* Start *

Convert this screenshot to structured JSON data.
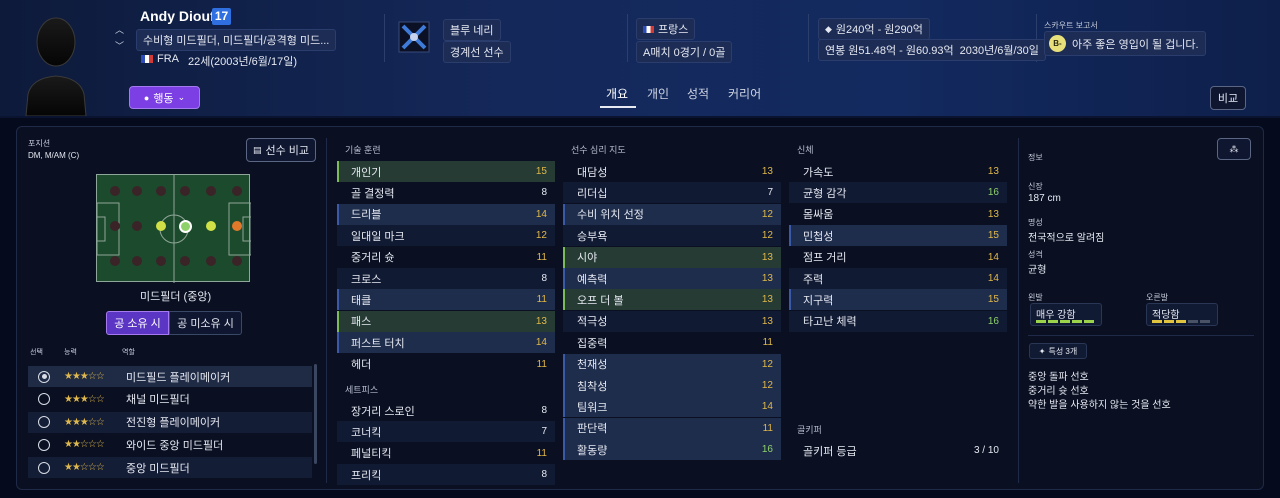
{
  "player": {
    "name": "Andy Diouf",
    "number": "17",
    "positions_desc": "수비형 미드필더, 미드필더/공격형 미드...",
    "nation_code": "FRA",
    "age_birth": "22세(2003년/6월/17일)",
    "action_button": "행동"
  },
  "club": {
    "name": "블루 네리",
    "status": "경계선 선수"
  },
  "nation": {
    "name": "프랑스",
    "caps": "A매치 0경기 / 0골"
  },
  "value": {
    "transfer": "원240억 - 원290억",
    "contract": "연봉 원51.48억 - 원60.93억",
    "contract_end": "2030년/6월/30일"
  },
  "scout": {
    "title": "스카우트 보고서",
    "grade": "B-",
    "text": "아주 좋은 영입이 될 겁니다."
  },
  "tabs": [
    "개요",
    "개인",
    "성적",
    "커리어"
  ],
  "compare_button": "비교",
  "left": {
    "position_label": "포지션",
    "position_value": "DM, M/AM (C)",
    "compare_player_button": "선수 비교",
    "role_name": "미드필더 (중앙)",
    "toggle_on": "공 소유 시",
    "toggle_off": "공 미소유 시",
    "col_select": "선택",
    "col_ability": "능력",
    "col_role": "역할",
    "roles": [
      {
        "name": "미드필드 플레이메이커",
        "stars": "★★★☆☆",
        "selected": true
      },
      {
        "name": "채널 미드필더",
        "stars": "★★★☆☆",
        "selected": false
      },
      {
        "name": "전진형 플레이메이커",
        "stars": "★★★☆☆",
        "selected": false
      },
      {
        "name": "와이드 중앙 미드필더",
        "stars": "★★☆☆☆",
        "selected": false
      },
      {
        "name": "중앙 미드필더",
        "stars": "★★☆☆☆",
        "selected": false
      }
    ]
  },
  "technical": {
    "title": "기술 훈련",
    "attrs": [
      {
        "name": "개인기",
        "value": "15",
        "color": "y",
        "style": "g"
      },
      {
        "name": "골 결정력",
        "value": "8",
        "color": "w",
        "style": ""
      },
      {
        "name": "드리블",
        "value": "14",
        "color": "y",
        "style": "hl"
      },
      {
        "name": "일대일 마크",
        "value": "12",
        "color": "y",
        "style": "alt"
      },
      {
        "name": "중거리 슛",
        "value": "11",
        "color": "y",
        "style": ""
      },
      {
        "name": "크로스",
        "value": "8",
        "color": "w",
        "style": "alt"
      },
      {
        "name": "태클",
        "value": "11",
        "color": "y",
        "style": "hl"
      },
      {
        "name": "패스",
        "value": "13",
        "color": "y",
        "style": "g"
      },
      {
        "name": "퍼스트 터치",
        "value": "14",
        "color": "y",
        "style": "hl"
      },
      {
        "name": "헤더",
        "value": "11",
        "color": "y",
        "style": ""
      }
    ]
  },
  "setpieces": {
    "title": "세트피스",
    "attrs": [
      {
        "name": "장거리 스로인",
        "value": "8",
        "color": "w",
        "style": ""
      },
      {
        "name": "코너킥",
        "value": "7",
        "color": "w",
        "style": "alt"
      },
      {
        "name": "페널티킥",
        "value": "11",
        "color": "y",
        "style": ""
      },
      {
        "name": "프리킥",
        "value": "8",
        "color": "w",
        "style": "alt"
      }
    ]
  },
  "mental": {
    "title": "선수 심리 지도",
    "attrs": [
      {
        "name": "대담성",
        "value": "13",
        "color": "y",
        "style": ""
      },
      {
        "name": "리더십",
        "value": "7",
        "color": "w",
        "style": "alt"
      },
      {
        "name": "수비 위치 선정",
        "value": "12",
        "color": "y",
        "style": "hl"
      },
      {
        "name": "승부욕",
        "value": "12",
        "color": "y",
        "style": "alt"
      },
      {
        "name": "시야",
        "value": "13",
        "color": "y",
        "style": "g"
      },
      {
        "name": "예측력",
        "value": "13",
        "color": "y",
        "style": "hl"
      },
      {
        "name": "오프 더 볼",
        "value": "13",
        "color": "y",
        "style": "g"
      },
      {
        "name": "적극성",
        "value": "13",
        "color": "y",
        "style": "alt"
      },
      {
        "name": "집중력",
        "value": "11",
        "color": "y",
        "style": ""
      },
      {
        "name": "천재성",
        "value": "12",
        "color": "y",
        "style": "hl"
      },
      {
        "name": "침착성",
        "value": "12",
        "color": "y",
        "style": "hl"
      },
      {
        "name": "팀워크",
        "value": "14",
        "color": "y",
        "style": "hl"
      },
      {
        "name": "판단력",
        "value": "11",
        "color": "y",
        "style": "hl"
      },
      {
        "name": "활동량",
        "value": "16",
        "color": "g",
        "style": "hl"
      }
    ]
  },
  "physical": {
    "title": "신체",
    "attrs": [
      {
        "name": "가속도",
        "value": "13",
        "color": "y",
        "style": ""
      },
      {
        "name": "균형 감각",
        "value": "16",
        "color": "g",
        "style": "alt"
      },
      {
        "name": "몸싸움",
        "value": "13",
        "color": "y",
        "style": ""
      },
      {
        "name": "민첩성",
        "value": "15",
        "color": "y",
        "style": "hl"
      },
      {
        "name": "점프 거리",
        "value": "14",
        "color": "y",
        "style": ""
      },
      {
        "name": "주력",
        "value": "14",
        "color": "y",
        "style": "alt"
      },
      {
        "name": "지구력",
        "value": "15",
        "color": "y",
        "style": "hl"
      },
      {
        "name": "타고난 체력",
        "value": "16",
        "color": "g",
        "style": "alt"
      }
    ]
  },
  "goalkeeper": {
    "title": "골키퍼",
    "rating_label": "골키퍼 등급",
    "rating_value": "3 / 10"
  },
  "info": {
    "title": "정보",
    "height_label": "신장",
    "height": "187 cm",
    "rep_label": "명성",
    "rep": "전국적으로 알려짐",
    "personality_label": "성격",
    "personality": "균형",
    "left_foot_label": "왼발",
    "left_foot": "매우 강함",
    "right_foot_label": "오른발",
    "right_foot": "적당함",
    "traits_button": "특성 3개",
    "traits": [
      "중앙 돌파 선호",
      "중거리 슛 선호",
      "약한 발을 사용하지 않는 것을 선호"
    ]
  },
  "colors": {
    "accent_purple": "#7b3fe4",
    "bg_header": "#14285a",
    "value_yellow": "#e0b84a",
    "value_green": "#8ed06a",
    "pitch_green": "#1c4a2c"
  }
}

* End *

◆ PROBLEM DESCRIPTION ◆
Repeat each record exactly as shown above, dropping all images.

◆ ANSWER TO THE PROBLEM ◆
Convert this screenshot to structured JSON data.
{
  "player": {
    "name": "Andy Diouf",
    "number": "17",
    "positions_desc": "수비형 미드필더, 미드필더/공격형 미드...",
    "nation_code": "FRA",
    "age_birth": "22세(2003년/6월/17일)",
    "action_button": "행동"
  },
  "club": {
    "name": "블루 네리",
    "status": "경계선 선수"
  },
  "nation": {
    "name": "프랑스",
    "caps": "A매치 0경기 / 0골"
  },
  "value": {
    "transfer": "원240억 - 원290억",
    "contract": "연봉 원51.48억 - 원60.93억",
    "contract_end": "2030년/6월/30일"
  },
  "scout": {
    "title": "스카우트 보고서",
    "grade": "B-",
    "text": "아주 좋은 영입이 될 겁니다."
  },
  "tabs": [
    "개요",
    "개인",
    "성적",
    "커리어"
  ],
  "compare_button": "비교",
  "left": {
    "position_label": "포지션",
    "position_value": "DM, M/AM (C)",
    "compare_player_button": "선수 비교",
    "role_name": "미드필더 (중앙)",
    "toggle_on": "공 소유 시",
    "toggle_off": "공 미소유 시",
    "col_select": "선택",
    "col_ability": "능력",
    "col_role": "역할",
    "roles": [
      {
        "name": "미드필드 플레이메이커",
        "stars": "★★★☆☆",
        "selected": true
      },
      {
        "name": "채널 미드필더",
        "stars": "★★★☆☆",
        "selected": false
      },
      {
        "name": "전진형 플레이메이커",
        "stars": "★★★☆☆",
        "selected": false
      },
      {
        "name": "와이드 중앙 미드필더",
        "stars": "★★☆☆☆",
        "selected": false
      },
      {
        "name": "중앙 미드필더",
        "stars": "★★☆☆☆",
        "selected": false
      }
    ]
  },
  "technical": {
    "title": "기술 훈련",
    "attrs": [
      {
        "name": "개인기",
        "value": "15",
        "color": "y",
        "style": "g"
      },
      {
        "name": "골 결정력",
        "value": "8",
        "color": "w",
        "style": ""
      },
      {
        "name": "드리블",
        "value": "14",
        "color": "y",
        "style": "hl"
      },
      {
        "name": "일대일 마크",
        "value": "12",
        "color": "y",
        "style": "alt"
      },
      {
        "name": "중거리 슛",
        "value": "11",
        "color": "y",
        "style": ""
      },
      {
        "name": "크로스",
        "value": "8",
        "color": "w",
        "style": "alt"
      },
      {
        "name": "태클",
        "value": "11",
        "color": "y",
        "style": "hl"
      },
      {
        "name": "패스",
        "value": "13",
        "color": "y",
        "style": "g"
      },
      {
        "name": "퍼스트 터치",
        "value": "14",
        "color": "y",
        "style": "hl"
      },
      {
        "name": "헤더",
        "value": "11",
        "color": "y",
        "style": ""
      }
    ]
  },
  "setpieces": {
    "title": "세트피스",
    "attrs": [
      {
        "name": "장거리 스로인",
        "value": "8",
        "color": "w",
        "style": ""
      },
      {
        "name": "코너킥",
        "value": "7",
        "color": "w",
        "style": "alt"
      },
      {
        "name": "페널티킥",
        "value": "11",
        "color": "y",
        "style": ""
      },
      {
        "name": "프리킥",
        "value": "8",
        "color": "w",
        "style": "alt"
      }
    ]
  },
  "mental": {
    "title": "선수 심리 지도",
    "attrs": [
      {
        "name": "대담성",
        "value": "13",
        "color": "y",
        "style": ""
      },
      {
        "name": "리더십",
        "value": "7",
        "color": "w",
        "style": "alt"
      },
      {
        "name": "수비 위치 선정",
        "value": "12",
        "color": "y",
        "style": "hl"
      },
      {
        "name": "승부욕",
        "value": "12",
        "color": "y",
        "style": "alt"
      },
      {
        "name": "시야",
        "value": "13",
        "color": "y",
        "style": "g"
      },
      {
        "name": "예측력",
        "value": "13",
        "color": "y",
        "style": "hl"
      },
      {
        "name": "오프 더 볼",
        "value": "13",
        "color": "y",
        "style": "g"
      },
      {
        "name": "적극성",
        "value": "13",
        "color": "y",
        "style": "alt"
      },
      {
        "name": "집중력",
        "value": "11",
        "color": "y",
        "style": ""
      },
      {
        "name": "천재성",
        "value": "12",
        "color": "y",
        "style": "hl"
      },
      {
        "name": "침착성",
        "value": "12",
        "color": "y",
        "style": "hl"
      },
      {
        "name": "팀워크",
        "value": "14",
        "color": "y",
        "style": "hl"
      },
      {
        "name": "판단력",
        "value": "11",
        "color": "y",
        "style": "hl"
      },
      {
        "name": "활동량",
        "value": "16",
        "color": "g",
        "style": "hl"
      }
    ]
  },
  "physical": {
    "title": "신체",
    "attrs": [
      {
        "name": "가속도",
        "value": "13",
        "color": "y",
        "style": ""
      },
      {
        "name": "균형 감각",
        "value": "16",
        "color": "g",
        "style": "alt"
      },
      {
        "name": "몸싸움",
        "value": "13",
        "color": "y",
        "style": ""
      },
      {
        "name": "민첩성",
        "value": "15",
        "color": "y",
        "style": "hl"
      },
      {
        "name": "점프 거리",
        "value": "14",
        "color": "y",
        "style": ""
      },
      {
        "name": "주력",
        "value": "14",
        "color": "y",
        "style": "alt"
      },
      {
        "name": "지구력",
        "value": "15",
        "color": "y",
        "style": "hl"
      },
      {
        "name": "타고난 체력",
        "value": "16",
        "color": "g",
        "style": "alt"
      }
    ]
  },
  "goalkeeper": {
    "title": "골키퍼",
    "rating_label": "골키퍼 등급",
    "rating_value": "3 / 10"
  },
  "info": {
    "title": "정보",
    "height_label": "신장",
    "height": "187 cm",
    "rep_label": "명성",
    "rep": "전국적으로 알려짐",
    "personality_label": "성격",
    "personality": "균형",
    "left_foot_label": "왼발",
    "left_foot": "매우 강함",
    "right_foot_label": "오른발",
    "right_foot": "적당함",
    "traits_button": "특성 3개",
    "traits": [
      "중앙 돌파 선호",
      "중거리 슛 선호",
      "약한 발을 사용하지 않는 것을 선호"
    ]
  },
  "colors": {
    "accent_purple": "#7b3fe4",
    "bg_header": "#14285a",
    "value_yellow": "#e0b84a",
    "value_green": "#8ed06a",
    "pitch_green": "#1c4a2c"
  }
}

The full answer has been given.